PROBLEM = All the data should be repeated exactly. Any image in it is left out.

RECORDS SUPPLIED =
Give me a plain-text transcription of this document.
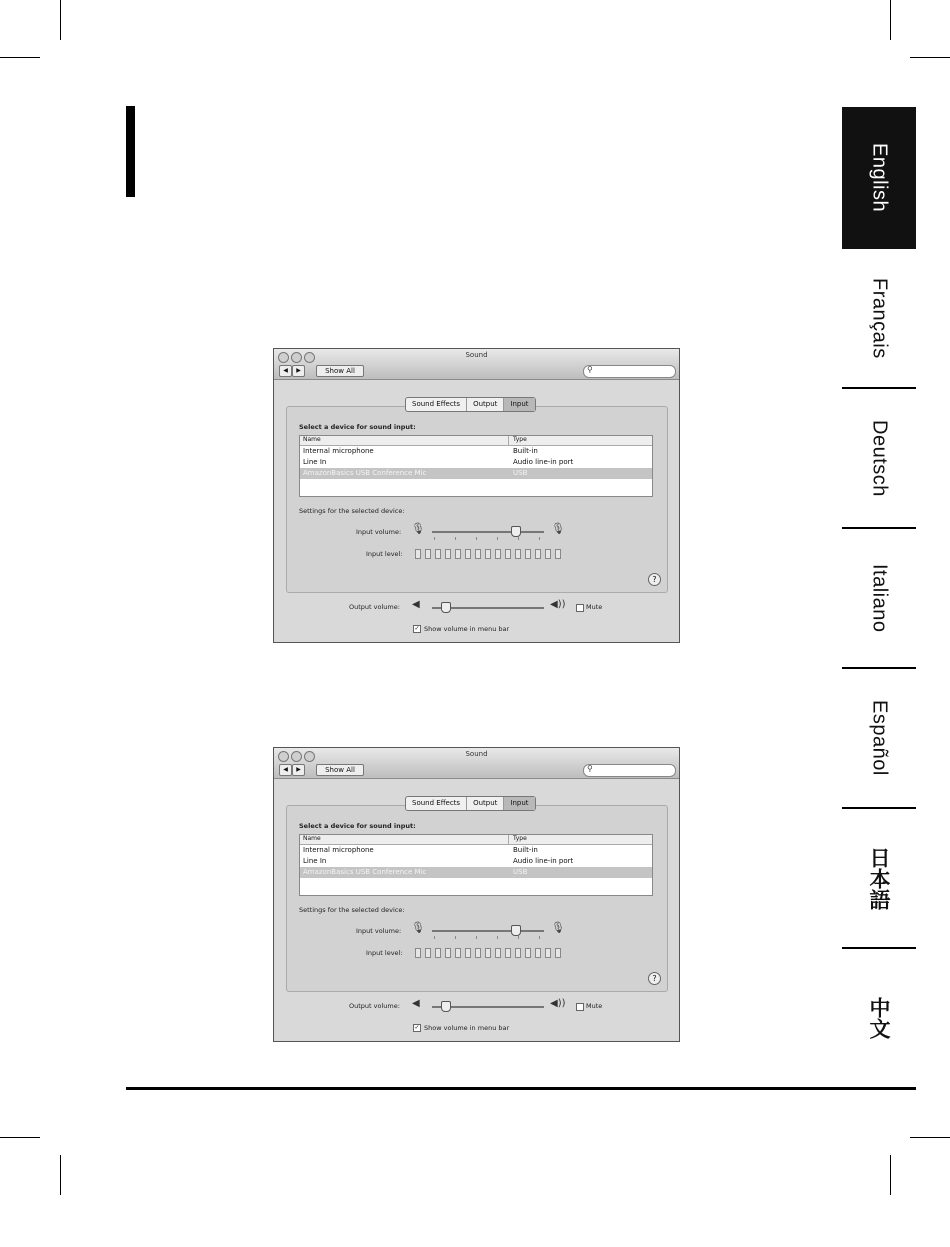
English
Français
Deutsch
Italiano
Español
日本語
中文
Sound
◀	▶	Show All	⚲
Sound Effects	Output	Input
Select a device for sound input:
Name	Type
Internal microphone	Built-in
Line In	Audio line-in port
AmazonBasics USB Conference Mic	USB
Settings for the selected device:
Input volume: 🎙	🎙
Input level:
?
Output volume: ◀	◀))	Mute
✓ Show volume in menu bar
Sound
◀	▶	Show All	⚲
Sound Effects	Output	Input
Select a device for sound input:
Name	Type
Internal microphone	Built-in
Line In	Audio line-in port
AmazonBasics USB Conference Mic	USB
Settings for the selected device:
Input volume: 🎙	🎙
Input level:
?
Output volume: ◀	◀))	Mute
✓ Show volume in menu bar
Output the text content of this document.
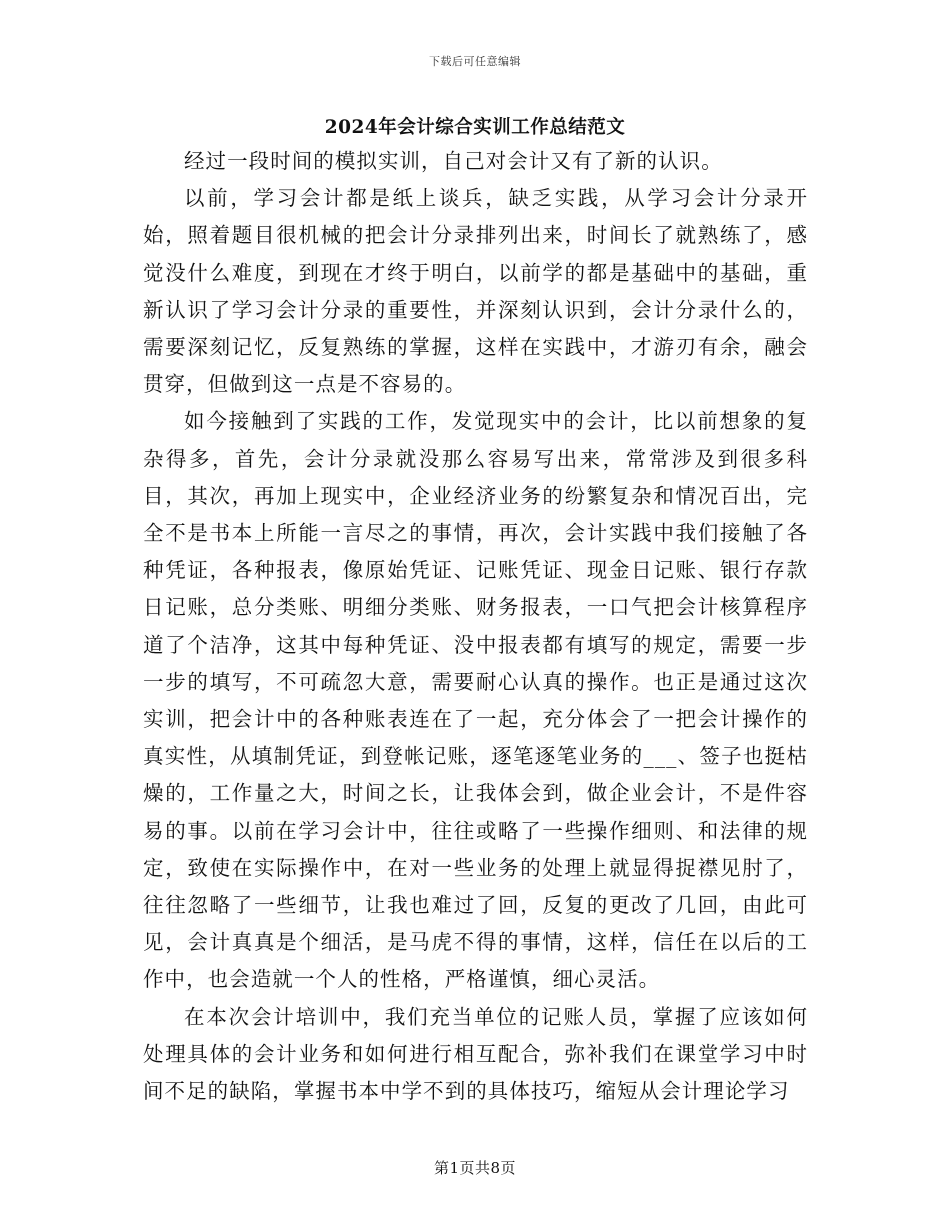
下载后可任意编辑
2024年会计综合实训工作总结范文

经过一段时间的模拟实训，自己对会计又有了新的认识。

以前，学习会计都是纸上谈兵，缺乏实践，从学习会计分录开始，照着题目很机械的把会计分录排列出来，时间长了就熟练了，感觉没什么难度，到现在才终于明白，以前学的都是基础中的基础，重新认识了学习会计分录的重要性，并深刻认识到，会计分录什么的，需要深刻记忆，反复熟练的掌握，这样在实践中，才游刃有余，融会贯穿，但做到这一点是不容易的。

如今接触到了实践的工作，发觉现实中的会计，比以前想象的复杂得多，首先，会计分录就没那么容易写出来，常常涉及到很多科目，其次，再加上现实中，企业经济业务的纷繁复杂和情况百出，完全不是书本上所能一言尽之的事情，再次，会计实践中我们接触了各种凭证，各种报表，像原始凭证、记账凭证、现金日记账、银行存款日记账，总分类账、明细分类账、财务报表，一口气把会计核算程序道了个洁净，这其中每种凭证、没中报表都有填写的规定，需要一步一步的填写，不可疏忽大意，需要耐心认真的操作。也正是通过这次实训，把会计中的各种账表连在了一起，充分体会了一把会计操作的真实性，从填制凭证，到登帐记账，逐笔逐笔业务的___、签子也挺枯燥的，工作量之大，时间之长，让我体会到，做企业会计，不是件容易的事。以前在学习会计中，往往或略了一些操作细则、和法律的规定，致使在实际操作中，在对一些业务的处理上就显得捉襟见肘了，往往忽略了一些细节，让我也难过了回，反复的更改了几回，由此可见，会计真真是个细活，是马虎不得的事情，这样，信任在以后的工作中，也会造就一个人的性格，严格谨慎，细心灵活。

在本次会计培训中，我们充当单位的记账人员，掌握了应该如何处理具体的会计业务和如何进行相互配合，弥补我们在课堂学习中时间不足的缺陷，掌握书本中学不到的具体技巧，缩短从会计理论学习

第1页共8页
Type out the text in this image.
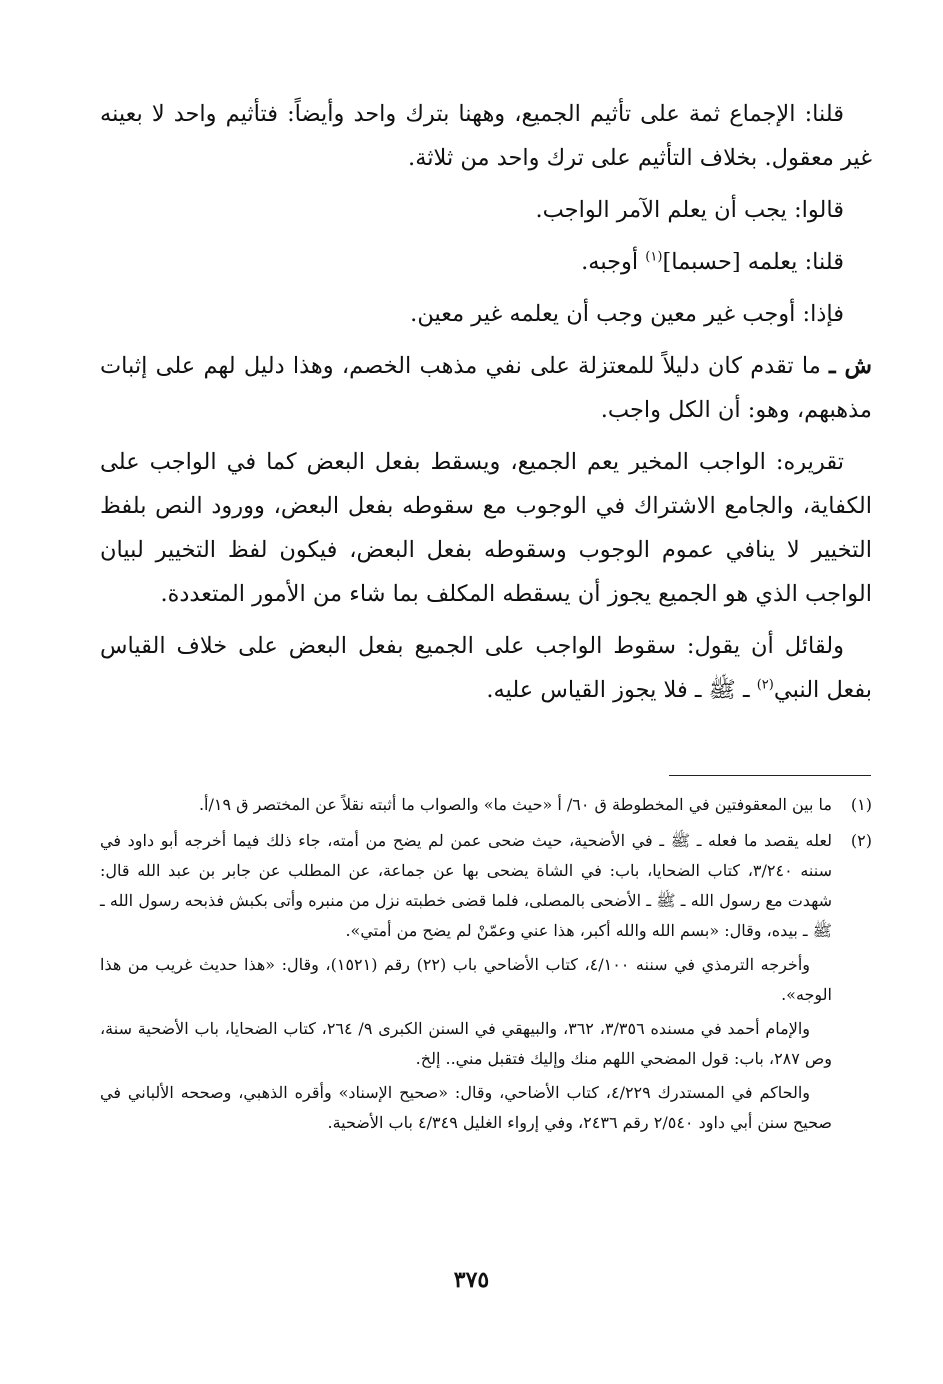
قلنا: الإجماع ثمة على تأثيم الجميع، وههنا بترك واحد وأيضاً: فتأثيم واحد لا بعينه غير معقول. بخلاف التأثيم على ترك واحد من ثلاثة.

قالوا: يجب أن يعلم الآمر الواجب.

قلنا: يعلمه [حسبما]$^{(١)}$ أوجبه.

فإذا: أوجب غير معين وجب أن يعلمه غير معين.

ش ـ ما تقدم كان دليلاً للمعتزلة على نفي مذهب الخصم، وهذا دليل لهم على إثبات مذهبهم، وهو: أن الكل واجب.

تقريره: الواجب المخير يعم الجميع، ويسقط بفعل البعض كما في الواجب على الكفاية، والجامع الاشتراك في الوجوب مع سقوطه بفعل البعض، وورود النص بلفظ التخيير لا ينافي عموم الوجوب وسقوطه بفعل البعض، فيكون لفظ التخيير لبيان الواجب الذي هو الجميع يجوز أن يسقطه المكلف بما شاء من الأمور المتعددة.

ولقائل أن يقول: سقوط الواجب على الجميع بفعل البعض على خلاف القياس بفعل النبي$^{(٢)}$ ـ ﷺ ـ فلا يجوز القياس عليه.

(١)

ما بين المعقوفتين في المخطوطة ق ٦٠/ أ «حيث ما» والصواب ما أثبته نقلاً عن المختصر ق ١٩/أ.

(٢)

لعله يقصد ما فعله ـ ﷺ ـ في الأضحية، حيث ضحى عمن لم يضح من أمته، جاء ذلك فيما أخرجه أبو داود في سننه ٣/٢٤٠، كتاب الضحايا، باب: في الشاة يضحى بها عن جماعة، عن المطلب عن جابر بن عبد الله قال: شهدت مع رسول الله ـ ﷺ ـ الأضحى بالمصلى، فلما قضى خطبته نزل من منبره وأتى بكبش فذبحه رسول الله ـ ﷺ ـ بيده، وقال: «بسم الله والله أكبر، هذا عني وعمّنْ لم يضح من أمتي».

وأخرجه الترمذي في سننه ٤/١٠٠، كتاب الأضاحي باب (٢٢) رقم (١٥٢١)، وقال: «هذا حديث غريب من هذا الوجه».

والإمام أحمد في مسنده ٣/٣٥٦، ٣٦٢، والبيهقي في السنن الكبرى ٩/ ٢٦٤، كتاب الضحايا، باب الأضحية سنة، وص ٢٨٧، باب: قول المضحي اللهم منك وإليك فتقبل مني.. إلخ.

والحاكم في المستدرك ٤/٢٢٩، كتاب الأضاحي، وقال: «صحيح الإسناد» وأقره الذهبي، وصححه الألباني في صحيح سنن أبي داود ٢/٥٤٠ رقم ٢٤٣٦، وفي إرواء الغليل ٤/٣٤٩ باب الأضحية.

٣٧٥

ANSWER TO THIS TASK =
Give me a plain-text transcription of this document.
English
Français
Deutsch
Italiano
Español
日本語
中文
Sound
◀	▶	Show All	⚲
Sound Effects	Output	Input
Select a device for sound input:
Name	Type
Internal microphone	Built-in
Line In	Audio line-in port
AmazonBasics USB Conference Mic	USB
Settings for the selected device:
Input volume: 🎙	🎙
Input level:
?
Output volume: ◀	◀))	Mute
✓ Show volume in menu bar
Sound
◀	▶	Show All	⚲
Sound Effects	Output	Input
Select a device for sound input:
Name	Type
Internal microphone	Built-in
Line In	Audio line-in port
AmazonBasics USB Conference Mic	USB
Settings for the selected device:
Input volume: 🎙	🎙
Input level:
?
Output volume: ◀	◀))	Mute
✓ Show volume in menu bar
Output the text content of this document.
下载后可任意编辑
2024年会计综合实训工作总结范文

经过一段时间的模拟实训，自己对会计又有了新的认识。

以前，学习会计都是纸上谈兵，缺乏实践，从学习会计分录开始，照着题目很机械的把会计分录排列出来，时间长了就熟练了，感觉没什么难度，到现在才终于明白，以前学的都是基础中的基础，重新认识了学习会计分录的重要性，并深刻认识到，会计分录什么的，需要深刻记忆，反复熟练的掌握，这样在实践中，才游刃有余，融会贯穿，但做到这一点是不容易的。

如今接触到了实践的工作，发觉现实中的会计，比以前想象的复杂得多，首先，会计分录就没那么容易写出来，常常涉及到很多科目，其次，再加上现实中，企业经济业务的纷繁复杂和情况百出，完全不是书本上所能一言尽之的事情，再次，会计实践中我们接触了各种凭证，各种报表，像原始凭证、记账凭证、现金日记账、银行存款日记账，总分类账、明细分类账、财务报表，一口气把会计核算程序道了个洁净，这其中每种凭证、没中报表都有填写的规定，需要一步一步的填写，不可疏忽大意，需要耐心认真的操作。也正是通过这次实训，把会计中的各种账表连在了一起，充分体会了一把会计操作的真实性，从填制凭证，到登帐记账，逐笔逐笔业务的___、签子也挺枯燥的，工作量之大，时间之长，让我体会到，做企业会计，不是件容易的事。以前在学习会计中，往往或略了一些操作细则、和法律的规定，致使在实际操作中，在对一些业务的处理上就显得捉襟见肘了，往往忽略了一些细节，让我也难过了回，反复的更改了几回，由此可见，会计真真是个细活，是马虎不得的事情，这样，信任在以后的工作中，也会造就一个人的性格，严格谨慎，细心灵活。

在本次会计培训中，我们充当单位的记账人员，掌握了应该如何处理具体的会计业务和如何进行相互配合，弥补我们在课堂学习中时间不足的缺陷，掌握书本中学不到的具体技巧，缩短从会计理论学习

第1页共8页
Type out the text in this image.
قلنا: الإجماع ثمة على تأثيم الجميع، وههنا بترك واحد وأيضاً: فتأثيم واحد لا بعينه غير معقول. بخلاف التأثيم على ترك واحد من ثلاثة.

قالوا: يجب أن يعلم الآمر الواجب.

قلنا: يعلمه [حسبما]$^{(١)}$ أوجبه.

فإذا: أوجب غير معين وجب أن يعلمه غير معين.

ش ـ ما تقدم كان دليلاً للمعتزلة على نفي مذهب الخصم، وهذا دليل لهم على إثبات مذهبهم، وهو: أن الكل واجب.

تقريره: الواجب المخير يعم الجميع، ويسقط بفعل البعض كما في الواجب على الكفاية، والجامع الاشتراك في الوجوب مع سقوطه بفعل البعض، وورود النص بلفظ التخيير لا ينافي عموم الوجوب وسقوطه بفعل البعض، فيكون لفظ التخيير لبيان الواجب الذي هو الجميع يجوز أن يسقطه المكلف بما شاء من الأمور المتعددة.

ولقائل أن يقول: سقوط الواجب على الجميع بفعل البعض على خلاف القياس بفعل النبي$^{(٢)}$ ـ ﷺ ـ فلا يجوز القياس عليه.

(١)

ما بين المعقوفتين في المخطوطة ق ٦٠/ أ «حيث ما» والصواب ما أثبته نقلاً عن المختصر ق ١٩/أ.

(٢)

لعله يقصد ما فعله ـ ﷺ ـ في الأضحية، حيث ضحى عمن لم يضح من أمته، جاء ذلك فيما أخرجه أبو داود في سننه ٣/٢٤٠، كتاب الضحايا، باب: في الشاة يضحى بها عن جماعة، عن المطلب عن جابر بن عبد الله قال: شهدت مع رسول الله ـ ﷺ ـ الأضحى بالمصلى، فلما قضى خطبته نزل من منبره وأتى بكبش فذبحه رسول الله ـ ﷺ ـ بيده، وقال: «بسم الله والله أكبر، هذا عني وعمّنْ لم يضح من أمتي».

وأخرجه الترمذي في سننه ٤/١٠٠، كتاب الأضاحي باب (٢٢) رقم (١٥٢١)، وقال: «هذا حديث غريب من هذا الوجه».

والإمام أحمد في مسنده ٣/٣٥٦، ٣٦٢، والبيهقي في السنن الكبرى ٩/ ٢٦٤، كتاب الضحايا، باب الأضحية سنة، وص ٢٨٧، باب: قول المضحي اللهم منك وإليك فتقبل مني.. إلخ.

والحاكم في المستدرك ٤/٢٢٩، كتاب الأضاحي، وقال: «صحيح الإسناد» وأقره الذهبي، وصححه الألباني في صحيح سنن أبي داود ٢/٥٤٠ رقم ٢٤٣٦، وفي إرواء الغليل ٤/٣٤٩ باب الأضحية.

٣٧٥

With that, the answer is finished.